— Begin Reading text —

Toggle snippet (5 lines)
# mkdir /var/lib/rpm
# chown root:users /var/lib/rpm
# chmod g+rw /var/lib/rpm

Then, produce a problematic CPIO via 'guix pack -f rpm', which uses
(guix cpio):

Toggle snippet (3 lines)
$ rpm_archive=$(guix pack -R -C none -f rpm nss-certs)

Notice that it cannot be installed:
Toggle snippet (6 lines)
$ mkdir /tmp/nss-certs
# rpm --prefix=/tmp/nss-certs -i $rpm_archive
error: unpacking of archive failed: cpio: Bad magic
error: nss-certs-3.81-0.x86_64: install failed

Let's now inspect the cpio itself.

Toggle snippet (14 lines)
$ guix shell rpm cpio
[env]$ rpm2cpio $rpm_archive > nss-certs.cpio
[env]$ cpio -t < nss-certs.cpio |& grep -B3 junk
./gnu/store/1klwvqm3njp070h982ydcix1gzf2zmdl-nss-certs-3.81/etc/ssl/certs/9482e63a.0
./gnu/store/1klwvqm3njp070h982ydcix1gzf2zmdl-nss-certs-3.81/etc/ssl/certs/9846683b.0
./gnu/store/1klwvqm3njp070h982ydcix1gzf2zmdl-nss-certs-3.81/etc/ssl/certs/988a38cb.0
cpio: warning: skipped 248 bytes of junk
--
./gnu/store/1klwvqm3njp070h982ydcix1gzf2zmdl-nss-certs-3.81/etc/ssl/certs/Microsoft_RSA_Root_Certificate_Authority_2017.pem
./gnu/store/1klwvqm3njp070h982ydcix1gzf2zmdl-nss-certs-3.81/etc/ssl/certs/NAVER_Global_Root_Certification_Authority.pem
./gnu/store/1klwvqm3njp070h982ydcix1gzf2zmdl-nss-certs-3.81/etc/ssl/certs/NetLock_Arany_=Class_Gold=_F?tanúsítvány.

— End Reading text —
— Begin Dataset records —

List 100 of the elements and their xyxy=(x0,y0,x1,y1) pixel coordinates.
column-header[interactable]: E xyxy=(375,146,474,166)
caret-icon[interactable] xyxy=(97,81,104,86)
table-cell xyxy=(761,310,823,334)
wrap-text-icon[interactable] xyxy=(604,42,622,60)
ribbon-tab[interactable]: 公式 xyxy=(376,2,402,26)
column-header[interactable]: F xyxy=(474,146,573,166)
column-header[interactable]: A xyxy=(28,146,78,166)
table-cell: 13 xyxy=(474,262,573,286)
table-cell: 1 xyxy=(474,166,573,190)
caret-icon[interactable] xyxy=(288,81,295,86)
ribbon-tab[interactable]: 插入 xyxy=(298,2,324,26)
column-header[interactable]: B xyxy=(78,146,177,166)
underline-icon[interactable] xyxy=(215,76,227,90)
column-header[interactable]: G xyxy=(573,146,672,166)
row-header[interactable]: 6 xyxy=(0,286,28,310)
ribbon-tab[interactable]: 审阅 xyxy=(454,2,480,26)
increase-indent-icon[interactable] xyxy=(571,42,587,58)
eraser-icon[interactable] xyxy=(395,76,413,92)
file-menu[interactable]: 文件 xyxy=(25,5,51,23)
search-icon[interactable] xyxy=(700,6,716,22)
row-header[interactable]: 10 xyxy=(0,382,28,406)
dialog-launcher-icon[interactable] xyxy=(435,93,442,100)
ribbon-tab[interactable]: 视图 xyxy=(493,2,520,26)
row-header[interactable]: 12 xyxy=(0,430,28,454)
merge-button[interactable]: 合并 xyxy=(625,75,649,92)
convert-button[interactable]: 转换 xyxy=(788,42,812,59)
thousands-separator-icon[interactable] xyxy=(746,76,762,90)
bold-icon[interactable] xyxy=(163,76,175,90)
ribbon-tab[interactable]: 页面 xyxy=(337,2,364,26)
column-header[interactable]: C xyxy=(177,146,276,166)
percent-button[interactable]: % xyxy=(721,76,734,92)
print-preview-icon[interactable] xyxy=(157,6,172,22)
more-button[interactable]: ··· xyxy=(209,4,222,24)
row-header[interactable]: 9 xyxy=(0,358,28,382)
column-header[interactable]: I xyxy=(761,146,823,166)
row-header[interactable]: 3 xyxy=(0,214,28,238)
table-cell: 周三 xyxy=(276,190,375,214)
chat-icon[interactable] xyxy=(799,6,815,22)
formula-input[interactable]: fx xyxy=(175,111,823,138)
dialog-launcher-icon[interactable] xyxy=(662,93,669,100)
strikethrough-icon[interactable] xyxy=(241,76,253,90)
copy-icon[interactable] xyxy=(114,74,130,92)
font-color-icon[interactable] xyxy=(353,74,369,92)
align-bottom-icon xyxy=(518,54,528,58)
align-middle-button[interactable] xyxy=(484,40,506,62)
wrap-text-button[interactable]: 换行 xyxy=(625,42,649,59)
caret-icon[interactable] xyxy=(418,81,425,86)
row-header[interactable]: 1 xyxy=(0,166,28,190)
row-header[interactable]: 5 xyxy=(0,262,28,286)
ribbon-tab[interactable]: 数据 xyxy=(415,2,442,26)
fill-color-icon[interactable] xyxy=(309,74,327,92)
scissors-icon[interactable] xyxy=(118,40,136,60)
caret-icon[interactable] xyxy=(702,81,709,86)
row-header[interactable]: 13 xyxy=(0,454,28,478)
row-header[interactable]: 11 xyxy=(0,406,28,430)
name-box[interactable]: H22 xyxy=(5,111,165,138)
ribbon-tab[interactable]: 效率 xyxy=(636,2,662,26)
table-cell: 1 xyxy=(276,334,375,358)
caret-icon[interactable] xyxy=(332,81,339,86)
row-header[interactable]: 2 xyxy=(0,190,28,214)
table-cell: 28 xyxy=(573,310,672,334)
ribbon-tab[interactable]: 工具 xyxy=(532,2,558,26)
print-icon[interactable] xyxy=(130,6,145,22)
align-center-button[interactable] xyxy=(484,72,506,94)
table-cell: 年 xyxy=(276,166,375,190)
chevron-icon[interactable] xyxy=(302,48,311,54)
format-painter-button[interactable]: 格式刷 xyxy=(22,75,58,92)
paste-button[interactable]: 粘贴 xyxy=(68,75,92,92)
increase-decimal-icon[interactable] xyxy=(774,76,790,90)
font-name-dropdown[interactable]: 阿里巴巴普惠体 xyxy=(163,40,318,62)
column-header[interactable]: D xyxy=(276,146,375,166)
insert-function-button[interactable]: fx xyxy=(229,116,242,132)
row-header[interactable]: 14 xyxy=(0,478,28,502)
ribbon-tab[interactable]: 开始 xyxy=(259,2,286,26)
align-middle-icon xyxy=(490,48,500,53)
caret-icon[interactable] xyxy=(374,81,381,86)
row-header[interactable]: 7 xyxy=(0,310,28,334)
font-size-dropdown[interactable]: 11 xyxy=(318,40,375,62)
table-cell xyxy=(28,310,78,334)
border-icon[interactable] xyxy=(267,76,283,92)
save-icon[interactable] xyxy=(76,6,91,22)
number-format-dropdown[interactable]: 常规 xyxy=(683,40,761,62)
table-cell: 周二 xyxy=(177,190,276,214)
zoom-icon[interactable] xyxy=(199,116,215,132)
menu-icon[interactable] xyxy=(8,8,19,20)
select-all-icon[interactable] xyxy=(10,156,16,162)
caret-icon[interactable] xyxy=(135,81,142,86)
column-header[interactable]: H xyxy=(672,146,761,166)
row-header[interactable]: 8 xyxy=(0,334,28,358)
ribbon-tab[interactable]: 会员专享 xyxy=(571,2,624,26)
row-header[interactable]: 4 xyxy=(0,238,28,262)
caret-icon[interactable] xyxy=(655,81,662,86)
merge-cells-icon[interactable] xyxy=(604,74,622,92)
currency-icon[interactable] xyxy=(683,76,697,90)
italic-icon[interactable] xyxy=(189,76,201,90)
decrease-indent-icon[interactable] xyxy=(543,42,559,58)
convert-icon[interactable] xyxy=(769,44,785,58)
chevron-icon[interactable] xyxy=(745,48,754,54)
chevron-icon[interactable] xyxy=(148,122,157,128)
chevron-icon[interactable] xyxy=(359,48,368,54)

— End Dataset records —

Your tasks
A. Copy the rows word for word, from the first row through the line containing "table-cell: 周三 xyxy=(276,190,375,214)", both included.
B. Continue the text about the faulty CPIO archive built with 'guix pack -f rpm' from where it stops.

Task-by-task answers
A.
List 100 of the elements and their xyxy=(x0,y0,x1,y1) pixel coordinates.
column-header[interactable]: E xyxy=(375,146,474,166)
caret-icon[interactable] xyxy=(97,81,104,86)
table-cell xyxy=(761,310,823,334)
wrap-text-icon[interactable] xyxy=(604,42,622,60)
ribbon-tab[interactable]: 公式 xyxy=(376,2,402,26)
column-header[interactable]: F xyxy=(474,146,573,166)
column-header[interactable]: A xyxy=(28,146,78,166)
table-cell: 13 xyxy=(474,262,573,286)
table-cell: 1 xyxy=(474,166,573,190)
caret-icon[interactable] xyxy=(288,81,295,86)
ribbon-tab[interactable]: 插入 xyxy=(298,2,324,26)
column-header[interactable]: B xyxy=(78,146,177,166)
underline-icon[interactable] xyxy=(215,76,227,90)
column-header[interactable]: G xyxy=(573,146,672,166)
row-header[interactable]: 6 xyxy=(0,286,28,310)
ribbon-tab[interactable]: 审阅 xyxy=(454,2,480,26)
increase-indent-icon[interactable] xyxy=(571,42,587,58)
eraser-icon[interactable] xyxy=(395,76,413,92)
file-menu[interactable]: 文件 xyxy=(25,5,51,23)
search-icon[interactable] xyxy=(700,6,716,22)
row-header[interactable]: 10 xyxy=(0,382,28,406)
dialog-launcher-icon[interactable] xyxy=(435,93,442,100)
ribbon-tab[interactable]: 视图 xyxy=(493,2,520,26)
row-header[interactable]: 12 xyxy=(0,430,28,454)
merge-button[interactable]: 合并 xyxy=(625,75,649,92)
convert-button[interactable]: 转换 xyxy=(788,42,812,59)
thousands-separator-icon[interactable] xyxy=(746,76,762,90)
bold-icon[interactable] xyxy=(163,76,175,90)
ribbon-tab[interactable]: 页面 xyxy=(337,2,364,26)
column-header[interactable]: C xyxy=(177,146,276,166)
percent-button[interactable]: % xyxy=(721,76,734,92)
print-preview-icon[interactable] xyxy=(157,6,172,22)
more-button[interactable]: ··· xyxy=(209,4,222,24)
row-header[interactable]: 9 xyxy=(0,358,28,382)
column-header[interactable]: I xyxy=(761,146,823,166)
row-header[interactable]: 3 xyxy=(0,214,28,238)
table-cell: 周三 xyxy=(276,190,375,214)

B.
cpio: warning: skipped 4 bytes of junk

I haven't yet pin-pointed what the problem is.

I could do with extra eyes :-).

--
Thanks,
Maxim
M
M
Maxim Cournoyer wrote on 24 Feb 2023 05:54
[PATCH] cpio: Properly handle Unicode characters in file names.
(address . 61722@debbugs.gnu.org)
20230224045402.26444-1-maxim.cournoyer@gmail.com

* guix/cpio.scm (file->cpio-header): Compute the file name length in bytes rather than in
characters.
(file->cpio-header*, special-file->cpio-header*): Likewise.
(write-cpio-archive): Likewise, and write the file name as UTF-8 bytes, not
textually, to avoid encoding it as ISO-8859-1.

---

guix/cpio.scm | 13 ++++++++-----
1 file changed, 8 insertions(+), 5 deletions(-)

Toggle diff (56 lines)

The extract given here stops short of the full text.